» **Dataset records**
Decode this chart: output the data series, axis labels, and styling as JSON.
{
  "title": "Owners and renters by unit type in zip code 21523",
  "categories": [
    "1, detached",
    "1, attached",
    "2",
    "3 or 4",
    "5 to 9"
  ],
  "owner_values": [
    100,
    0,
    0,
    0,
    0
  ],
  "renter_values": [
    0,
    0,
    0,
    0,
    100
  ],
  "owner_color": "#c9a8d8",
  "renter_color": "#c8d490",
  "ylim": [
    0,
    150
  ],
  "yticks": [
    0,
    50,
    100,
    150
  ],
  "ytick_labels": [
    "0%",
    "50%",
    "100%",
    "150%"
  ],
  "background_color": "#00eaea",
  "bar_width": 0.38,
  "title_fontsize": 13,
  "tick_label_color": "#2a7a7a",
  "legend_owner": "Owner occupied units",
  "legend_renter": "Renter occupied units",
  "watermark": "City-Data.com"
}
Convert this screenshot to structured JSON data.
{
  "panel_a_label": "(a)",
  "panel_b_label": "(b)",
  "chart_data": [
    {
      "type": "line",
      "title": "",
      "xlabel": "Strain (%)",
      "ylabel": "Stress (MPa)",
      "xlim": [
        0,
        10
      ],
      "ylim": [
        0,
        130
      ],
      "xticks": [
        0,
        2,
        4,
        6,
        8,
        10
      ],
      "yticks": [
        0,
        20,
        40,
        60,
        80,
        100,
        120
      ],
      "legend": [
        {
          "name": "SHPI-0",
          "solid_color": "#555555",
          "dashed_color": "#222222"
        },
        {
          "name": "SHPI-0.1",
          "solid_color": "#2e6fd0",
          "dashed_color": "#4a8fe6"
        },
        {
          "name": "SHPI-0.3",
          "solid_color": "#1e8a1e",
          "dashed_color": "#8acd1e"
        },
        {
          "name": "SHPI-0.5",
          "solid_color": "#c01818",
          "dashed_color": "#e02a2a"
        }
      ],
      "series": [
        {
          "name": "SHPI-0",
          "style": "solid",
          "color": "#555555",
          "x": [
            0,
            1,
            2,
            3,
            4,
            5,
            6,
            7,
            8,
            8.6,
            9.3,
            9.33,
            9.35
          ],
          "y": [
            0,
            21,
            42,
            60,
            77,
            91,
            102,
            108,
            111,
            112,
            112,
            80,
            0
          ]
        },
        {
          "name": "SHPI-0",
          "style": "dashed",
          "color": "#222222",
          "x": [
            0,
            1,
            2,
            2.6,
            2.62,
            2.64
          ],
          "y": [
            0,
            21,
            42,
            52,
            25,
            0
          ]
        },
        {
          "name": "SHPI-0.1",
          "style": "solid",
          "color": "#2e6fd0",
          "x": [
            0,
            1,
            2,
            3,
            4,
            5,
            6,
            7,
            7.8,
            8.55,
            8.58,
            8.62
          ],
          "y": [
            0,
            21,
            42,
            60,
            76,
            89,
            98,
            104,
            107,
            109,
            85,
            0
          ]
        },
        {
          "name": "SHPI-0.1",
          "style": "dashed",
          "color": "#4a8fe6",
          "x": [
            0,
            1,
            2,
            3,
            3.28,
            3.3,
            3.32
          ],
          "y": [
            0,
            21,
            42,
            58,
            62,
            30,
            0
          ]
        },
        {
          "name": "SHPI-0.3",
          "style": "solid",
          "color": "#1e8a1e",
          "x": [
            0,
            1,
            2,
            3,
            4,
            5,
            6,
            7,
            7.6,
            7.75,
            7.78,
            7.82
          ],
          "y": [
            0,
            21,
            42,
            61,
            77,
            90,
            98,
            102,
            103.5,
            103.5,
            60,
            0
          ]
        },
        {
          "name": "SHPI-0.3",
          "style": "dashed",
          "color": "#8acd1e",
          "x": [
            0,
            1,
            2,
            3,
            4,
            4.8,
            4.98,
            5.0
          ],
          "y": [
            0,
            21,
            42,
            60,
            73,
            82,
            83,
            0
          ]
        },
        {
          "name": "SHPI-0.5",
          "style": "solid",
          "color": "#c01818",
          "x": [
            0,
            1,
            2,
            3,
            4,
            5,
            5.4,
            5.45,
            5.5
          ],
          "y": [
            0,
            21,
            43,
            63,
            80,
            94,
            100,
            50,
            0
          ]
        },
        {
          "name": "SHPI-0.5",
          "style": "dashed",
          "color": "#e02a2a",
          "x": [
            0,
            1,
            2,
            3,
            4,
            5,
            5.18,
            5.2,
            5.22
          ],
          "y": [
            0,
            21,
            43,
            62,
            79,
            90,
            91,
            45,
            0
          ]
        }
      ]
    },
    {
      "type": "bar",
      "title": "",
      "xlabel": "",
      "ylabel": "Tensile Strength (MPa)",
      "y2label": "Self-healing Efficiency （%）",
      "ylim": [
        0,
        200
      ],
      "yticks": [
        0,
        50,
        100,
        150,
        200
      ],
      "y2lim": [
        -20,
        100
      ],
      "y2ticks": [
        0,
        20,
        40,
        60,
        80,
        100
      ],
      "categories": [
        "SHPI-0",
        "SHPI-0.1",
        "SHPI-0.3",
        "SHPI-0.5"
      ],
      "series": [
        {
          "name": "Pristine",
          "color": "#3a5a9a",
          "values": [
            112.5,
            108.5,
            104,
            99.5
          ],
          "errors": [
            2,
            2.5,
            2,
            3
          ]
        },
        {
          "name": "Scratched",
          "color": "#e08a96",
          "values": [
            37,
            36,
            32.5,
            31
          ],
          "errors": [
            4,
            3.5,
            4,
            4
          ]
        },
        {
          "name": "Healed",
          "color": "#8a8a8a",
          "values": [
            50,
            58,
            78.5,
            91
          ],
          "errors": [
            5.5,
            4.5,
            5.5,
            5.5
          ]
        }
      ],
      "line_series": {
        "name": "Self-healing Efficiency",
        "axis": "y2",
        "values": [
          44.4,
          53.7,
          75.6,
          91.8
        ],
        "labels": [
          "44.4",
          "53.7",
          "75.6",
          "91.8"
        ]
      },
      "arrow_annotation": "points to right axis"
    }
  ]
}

» **Stated goal**
Reproduce the whole listing word for word.

» **Output for this exercise**
Decode this chart: output the data series, axis labels, and styling as JSON.
{
  "title": "Owners and renters by unit type in zip code 21523",
  "categories": [
    "1, detached",
    "1, attached",
    "2",
    "3 or 4",
    "5 to 9"
  ],
  "owner_values": [
    100,
    0,
    0,
    0,
    0
  ],
  "renter_values": [
    0,
    0,
    0,
    0,
    100
  ],
  "owner_color": "#c9a8d8",
  "renter_color": "#c8d490",
  "ylim": [
    0,
    150
  ],
  "yticks": [
    0,
    50,
    100,
    150
  ],
  "ytick_labels": [
    "0%",
    "50%",
    "100%",
    "150%"
  ],
  "background_color": "#00eaea",
  "bar_width": 0.38,
  "title_fontsize": 13,
  "tick_label_color": "#2a7a7a",
  "legend_owner": "Owner occupied units",
  "legend_renter": "Renter occupied units",
  "watermark": "City-Data.com"
}
Convert this screenshot to structured JSON data.
{
  "panel_a_label": "(a)",
  "panel_b_label": "(b)",
  "chart_data": [
    {
      "type": "line",
      "title": "",
      "xlabel": "Strain (%)",
      "ylabel": "Stress (MPa)",
      "xlim": [
        0,
        10
      ],
      "ylim": [
        0,
        130
      ],
      "xticks": [
        0,
        2,
        4,
        6,
        8,
        10
      ],
      "yticks": [
        0,
        20,
        40,
        60,
        80,
        100,
        120
      ],
      "legend": [
        {
          "name": "SHPI-0",
          "solid_color": "#555555",
          "dashed_color": "#222222"
        },
        {
          "name": "SHPI-0.1",
          "solid_color": "#2e6fd0",
          "dashed_color": "#4a8fe6"
        },
        {
          "name": "SHPI-0.3",
          "solid_color": "#1e8a1e",
          "dashed_color": "#8acd1e"
        },
        {
          "name": "SHPI-0.5",
          "solid_color": "#c01818",
          "dashed_color": "#e02a2a"
        }
      ],
      "series": [
        {
          "name": "SHPI-0",
          "style": "solid",
          "color": "#555555",
          "x": [
            0,
            1,
            2,
            3,
            4,
            5,
            6,
            7,
            8,
            8.6,
            9.3,
            9.33,
            9.35
          ],
          "y": [
            0,
            21,
            42,
            60,
            77,
            91,
            102,
            108,
            111,
            112,
            112,
            80,
            0
          ]
        },
        {
          "name": "SHPI-0",
          "style": "dashed",
          "color": "#222222",
          "x": [
            0,
            1,
            2,
            2.6,
            2.62,
            2.64
          ],
          "y": [
            0,
            21,
            42,
            52,
            25,
            0
          ]
        },
        {
          "name": "SHPI-0.1",
          "style": "solid",
          "color": "#2e6fd0",
          "x": [
            0,
            1,
            2,
            3,
            4,
            5,
            6,
            7,
            7.8,
            8.55,
            8.58,
            8.62
          ],
          "y": [
            0,
            21,
            42,
            60,
            76,
            89,
            98,
            104,
            107,
            109,
            85,
            0
          ]
        },
        {
          "name": "SHPI-0.1",
          "style": "dashed",
          "color": "#4a8fe6",
          "x": [
            0,
            1,
            2,
            3,
            3.28,
            3.3,
            3.32
          ],
          "y": [
            0,
            21,
            42,
            58,
            62,
            30,
            0
          ]
        },
        {
          "name": "SHPI-0.3",
          "style": "solid",
          "color": "#1e8a1e",
          "x": [
            0,
            1,
            2,
            3,
            4,
            5,
            6,
            7,
            7.6,
            7.75,
            7.78,
            7.82
          ],
          "y": [
            0,
            21,
            42,
            61,
            77,
            90,
            98,
            102,
            103.5,
            103.5,
            60,
            0
          ]
        },
        {
          "name": "SHPI-0.3",
          "style": "dashed",
          "color": "#8acd1e",
          "x": [
            0,
            1,
            2,
            3,
            4,
            4.8,
            4.98,
            5.0
          ],
          "y": [
            0,
            21,
            42,
            60,
            73,
            82,
            83,
            0
          ]
        },
        {
          "name": "SHPI-0.5",
          "style": "solid",
          "color": "#c01818",
          "x": [
            0,
            1,
            2,
            3,
            4,
            5,
            5.4,
            5.45,
            5.5
          ],
          "y": [
            0,
            21,
            43,
            63,
            80,
            94,
            100,
            50,
            0
          ]
        },
        {
          "name": "SHPI-0.5",
          "style": "dashed",
          "color": "#e02a2a",
          "x": [
            0,
            1,
            2,
            3,
            4,
            5,
            5.18,
            5.2,
            5.22
          ],
          "y": [
            0,
            21,
            43,
            62,
            79,
            90,
            91,
            45,
            0
          ]
        }
      ]
    },
    {
      "type": "bar",
      "title": "",
      "xlabel": "",
      "ylabel": "Tensile Strength (MPa)",
      "y2label": "Self-healing Efficiency （%）",
      "ylim": [
        0,
        200
      ],
      "yticks": [
        0,
        50,
        100,
        150,
        200
      ],
      "y2lim": [
        -20,
        100
      ],
      "y2ticks": [
        0,
        20,
        40,
        60,
        80,
        100
      ],
      "categories": [
        "SHPI-0",
        "SHPI-0.1",
        "SHPI-0.3",
        "SHPI-0.5"
      ],
      "series": [
        {
          "name": "Pristine",
          "color": "#3a5a9a",
          "values": [
            112.5,
            108.5,
            104,
            99.5
          ],
          "errors": [
            2,
            2.5,
            2,
            3
          ]
        },
        {
          "name": "Scratched",
          "color": "#e08a96",
          "values": [
            37,
            36,
            32.5,
            31
          ],
          "errors": [
            4,
            3.5,
            4,
            4
          ]
        },
        {
          "name": "Healed",
          "color": "#8a8a8a",
          "values": [
            50,
            58,
            78.5,
            91
          ],
          "errors": [
            5.5,
            4.5,
            5.5,
            5.5
          ]
        }
      ],
      "line_series": {
        "name": "Self-healing Efficiency",
        "axis": "y2",
        "values": [
          44.4,
          53.7,
          75.6,
          91.8
        ],
        "labels": [
          "44.4",
          "53.7",
          "75.6",
          "91.8"
        ]
      },
      "arrow_annotation": "points to right axis"
    }
  ]
}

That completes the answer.